• [WHAT NEEDS TO BE DONE] Each entry below should be echoed exactly, with pictures omitted.

• [DATA PROVIDED]
^^^^^^^^

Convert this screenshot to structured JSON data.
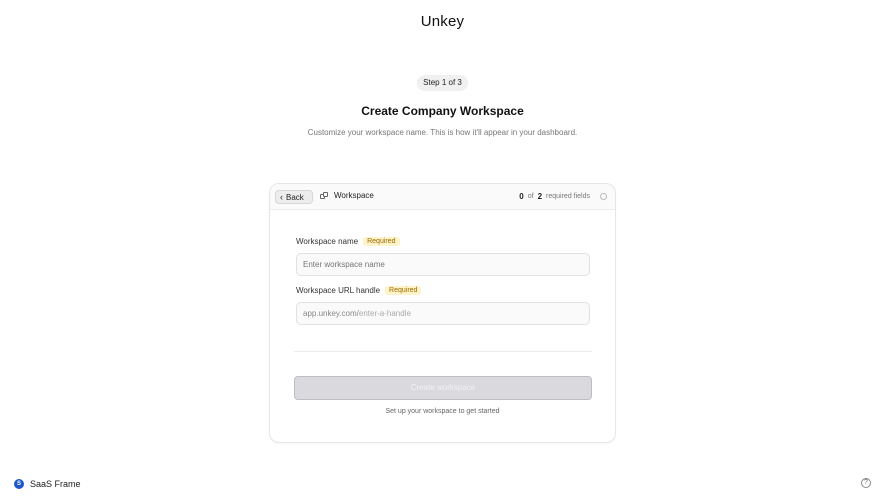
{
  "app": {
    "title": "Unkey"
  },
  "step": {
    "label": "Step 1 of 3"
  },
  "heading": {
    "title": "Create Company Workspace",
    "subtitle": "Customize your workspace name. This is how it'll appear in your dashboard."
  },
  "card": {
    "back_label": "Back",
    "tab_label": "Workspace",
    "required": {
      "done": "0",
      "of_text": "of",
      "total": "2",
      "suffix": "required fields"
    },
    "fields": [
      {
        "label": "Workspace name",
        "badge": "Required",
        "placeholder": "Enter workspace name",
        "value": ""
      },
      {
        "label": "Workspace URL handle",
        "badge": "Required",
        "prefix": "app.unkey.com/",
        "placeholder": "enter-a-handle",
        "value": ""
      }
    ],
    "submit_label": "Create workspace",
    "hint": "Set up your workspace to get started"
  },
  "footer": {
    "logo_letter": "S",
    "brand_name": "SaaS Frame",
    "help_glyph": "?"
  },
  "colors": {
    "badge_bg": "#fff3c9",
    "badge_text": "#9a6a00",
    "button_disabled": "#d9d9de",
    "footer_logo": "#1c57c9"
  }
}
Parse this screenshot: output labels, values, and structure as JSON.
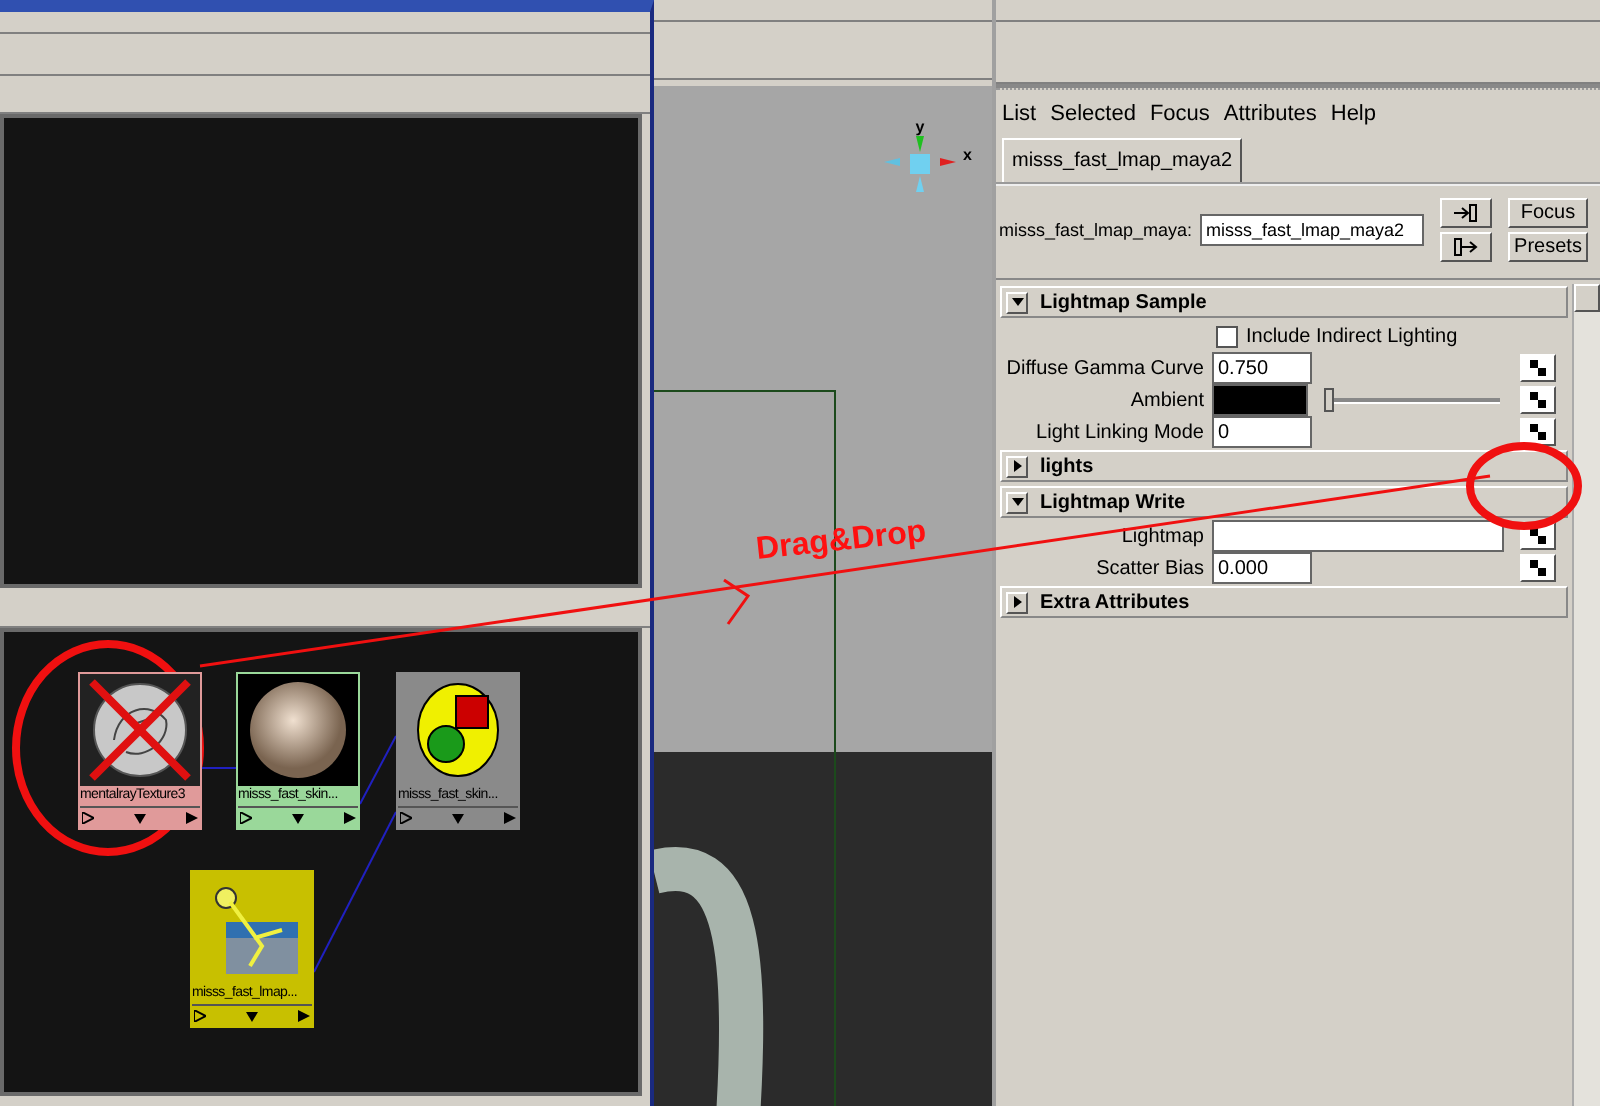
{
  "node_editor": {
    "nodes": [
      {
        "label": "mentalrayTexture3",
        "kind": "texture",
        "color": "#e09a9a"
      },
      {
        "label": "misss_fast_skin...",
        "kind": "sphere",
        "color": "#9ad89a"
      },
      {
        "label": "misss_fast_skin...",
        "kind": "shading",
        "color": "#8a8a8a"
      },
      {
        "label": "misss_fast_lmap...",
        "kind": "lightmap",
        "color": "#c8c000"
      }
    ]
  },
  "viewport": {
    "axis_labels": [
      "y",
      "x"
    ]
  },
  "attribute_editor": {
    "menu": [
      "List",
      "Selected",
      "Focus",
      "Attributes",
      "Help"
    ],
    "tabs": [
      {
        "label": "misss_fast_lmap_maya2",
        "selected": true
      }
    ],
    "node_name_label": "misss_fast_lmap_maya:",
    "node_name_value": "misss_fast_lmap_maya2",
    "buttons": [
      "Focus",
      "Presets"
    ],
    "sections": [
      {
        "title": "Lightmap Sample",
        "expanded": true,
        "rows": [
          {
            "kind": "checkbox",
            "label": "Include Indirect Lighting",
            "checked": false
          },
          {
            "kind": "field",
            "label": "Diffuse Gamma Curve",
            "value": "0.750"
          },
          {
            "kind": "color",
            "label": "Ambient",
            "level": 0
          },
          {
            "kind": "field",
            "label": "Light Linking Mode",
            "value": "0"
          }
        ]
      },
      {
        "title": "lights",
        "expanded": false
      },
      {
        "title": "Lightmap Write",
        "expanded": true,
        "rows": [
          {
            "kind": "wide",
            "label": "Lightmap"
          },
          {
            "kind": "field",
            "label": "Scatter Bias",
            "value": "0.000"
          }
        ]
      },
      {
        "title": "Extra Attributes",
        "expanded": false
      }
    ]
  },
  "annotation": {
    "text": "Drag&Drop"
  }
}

^^^^^^^^

• [EXERCISE OUTPUT]
Convert this screenshot to structured JSON data.
{
  "app": {
    "title": "Unkey"
  },
  "step": {
    "label": "Step 1 of 3"
  },
  "heading": {
    "title": "Create Company Workspace",
    "subtitle": "Customize your workspace name. This is how it'll appear in your dashboard."
  },
  "card": {
    "back_label": "Back",
    "tab_label": "Workspace",
    "required": {
      "done": "0",
      "of_text": "of",
      "total": "2",
      "suffix": "required fields"
    },
    "fields": [
      {
        "label": "Workspace name",
        "badge": "Required",
        "placeholder": "Enter workspace name",
        "value": ""
      },
      {
        "label": "Workspace URL handle",
        "badge": "Required",
        "prefix": "app.unkey.com/",
        "placeholder": "enter-a-handle",
        "value": ""
      }
    ],
    "submit_label": "Create workspace",
    "hint": "Set up your workspace to get started"
  },
  "footer": {
    "logo_letter": "S",
    "brand_name": "SaaS Frame",
    "help_glyph": "?"
  },
  "colors": {
    "badge_bg": "#fff3c9",
    "badge_text": "#9a6a00",
    "button_disabled": "#d9d9de",
    "footer_logo": "#1c57c9"
  }
}
Parse this screenshot: output labels, values, and structure as JSON.
{
  "node_editor": {
    "nodes": [
      {
        "label": "mentalrayTexture3",
        "kind": "texture",
        "color": "#e09a9a"
      },
      {
        "label": "misss_fast_skin...",
        "kind": "sphere",
        "color": "#9ad89a"
      },
      {
        "label": "misss_fast_skin...",
        "kind": "shading",
        "color": "#8a8a8a"
      },
      {
        "label": "misss_fast_lmap...",
        "kind": "lightmap",
        "color": "#c8c000"
      }
    ]
  },
  "viewport": {
    "axis_labels": [
      "y",
      "x"
    ]
  },
  "attribute_editor": {
    "menu": [
      "List",
      "Selected",
      "Focus",
      "Attributes",
      "Help"
    ],
    "tabs": [
      {
        "label": "misss_fast_lmap_maya2",
        "selected": true
      }
    ],
    "node_name_label": "misss_fast_lmap_maya:",
    "node_name_value": "misss_fast_lmap_maya2",
    "buttons": [
      "Focus",
      "Presets"
    ],
    "sections": [
      {
        "title": "Lightmap Sample",
        "expanded": true,
        "rows": [
          {
            "kind": "checkbox",
            "label": "Include Indirect Lighting",
            "checked": false
          },
          {
            "kind": "field",
            "label": "Diffuse Gamma Curve",
            "value": "0.750"
          },
          {
            "kind": "color",
            "label": "Ambient",
            "level": 0
          },
          {
            "kind": "field",
            "label": "Light Linking Mode",
            "value": "0"
          }
        ]
      },
      {
        "title": "lights",
        "expanded": false
      },
      {
        "title": "Lightmap Write",
        "expanded": true,
        "rows": [
          {
            "kind": "wide",
            "label": "Lightmap"
          },
          {
            "kind": "field",
            "label": "Scatter Bias",
            "value": "0.000"
          }
        ]
      },
      {
        "title": "Extra Attributes",
        "expanded": false
      }
    ]
  },
  "annotation": {
    "text": "Drag&Drop"
  }
}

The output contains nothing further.